**** TASK MATERIAL

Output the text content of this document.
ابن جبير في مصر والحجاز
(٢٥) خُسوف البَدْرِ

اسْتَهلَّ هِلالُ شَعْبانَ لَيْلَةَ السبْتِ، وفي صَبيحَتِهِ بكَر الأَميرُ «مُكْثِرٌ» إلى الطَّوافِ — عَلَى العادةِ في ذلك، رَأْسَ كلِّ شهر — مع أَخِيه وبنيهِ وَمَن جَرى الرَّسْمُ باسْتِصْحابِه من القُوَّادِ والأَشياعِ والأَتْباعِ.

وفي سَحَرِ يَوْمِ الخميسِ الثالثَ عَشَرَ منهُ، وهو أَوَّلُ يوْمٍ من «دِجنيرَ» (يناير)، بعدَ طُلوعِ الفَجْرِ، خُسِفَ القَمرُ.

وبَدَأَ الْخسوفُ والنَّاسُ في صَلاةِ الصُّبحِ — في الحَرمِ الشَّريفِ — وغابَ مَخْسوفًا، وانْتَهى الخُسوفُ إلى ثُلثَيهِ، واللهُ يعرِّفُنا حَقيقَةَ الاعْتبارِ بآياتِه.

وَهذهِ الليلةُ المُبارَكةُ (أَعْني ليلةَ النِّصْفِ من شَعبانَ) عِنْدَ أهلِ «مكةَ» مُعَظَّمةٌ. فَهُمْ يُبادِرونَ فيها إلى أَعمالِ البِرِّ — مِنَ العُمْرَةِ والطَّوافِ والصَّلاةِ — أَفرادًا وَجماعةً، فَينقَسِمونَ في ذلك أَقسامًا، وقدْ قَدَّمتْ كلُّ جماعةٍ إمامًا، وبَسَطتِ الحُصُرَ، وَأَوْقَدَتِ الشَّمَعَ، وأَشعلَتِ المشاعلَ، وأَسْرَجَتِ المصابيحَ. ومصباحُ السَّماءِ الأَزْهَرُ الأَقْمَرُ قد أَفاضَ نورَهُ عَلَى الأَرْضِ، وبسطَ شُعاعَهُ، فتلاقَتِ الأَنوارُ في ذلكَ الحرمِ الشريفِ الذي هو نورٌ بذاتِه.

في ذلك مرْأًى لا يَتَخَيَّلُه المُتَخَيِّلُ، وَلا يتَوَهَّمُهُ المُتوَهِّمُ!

********

[WRITTEN TASK] Retype the entries one by one, exactly.

[RESULT OF THE EXERCISE]
Output the text content of this document.
ابن جبير في مصر والحجاز
(٢٥) خُسوف البَدْرِ

اسْتَهلَّ هِلالُ شَعْبانَ لَيْلَةَ السبْتِ، وفي صَبيحَتِهِ بكَر الأَميرُ «مُكْثِرٌ» إلى الطَّوافِ — عَلَى العادةِ في ذلك، رَأْسَ كلِّ شهر — مع أَخِيه وبنيهِ وَمَن جَرى الرَّسْمُ باسْتِصْحابِه من القُوَّادِ والأَشياعِ والأَتْباعِ.

وفي سَحَرِ يَوْمِ الخميسِ الثالثَ عَشَرَ منهُ، وهو أَوَّلُ يوْمٍ من «دِجنيرَ» (يناير)، بعدَ طُلوعِ الفَجْرِ، خُسِفَ القَمرُ.

وبَدَأَ الْخسوفُ والنَّاسُ في صَلاةِ الصُّبحِ — في الحَرمِ الشَّريفِ — وغابَ مَخْسوفًا، وانْتَهى الخُسوفُ إلى ثُلثَيهِ، واللهُ يعرِّفُنا حَقيقَةَ الاعْتبارِ بآياتِه.

وَهذهِ الليلةُ المُبارَكةُ (أَعْني ليلةَ النِّصْفِ من شَعبانَ) عِنْدَ أهلِ «مكةَ» مُعَظَّمةٌ. فَهُمْ يُبادِرونَ فيها إلى أَعمالِ البِرِّ — مِنَ العُمْرَةِ والطَّوافِ والصَّلاةِ — أَفرادًا وَجماعةً، فَينقَسِمونَ في ذلك أَقسامًا، وقدْ قَدَّمتْ كلُّ جماعةٍ إمامًا، وبَسَطتِ الحُصُرَ، وَأَوْقَدَتِ الشَّمَعَ، وأَشعلَتِ المشاعلَ، وأَسْرَجَتِ المصابيحَ. ومصباحُ السَّماءِ الأَزْهَرُ الأَقْمَرُ قد أَفاضَ نورَهُ عَلَى الأَرْضِ، وبسطَ شُعاعَهُ، فتلاقَتِ الأَنوارُ في ذلكَ الحرمِ الشريفِ الذي هو نورٌ بذاتِه.

في ذلك مرْأًى لا يَتَخَيَّلُه المُتَخَيِّلُ، وَلا يتَوَهَّمُهُ المُتوَهِّمُ!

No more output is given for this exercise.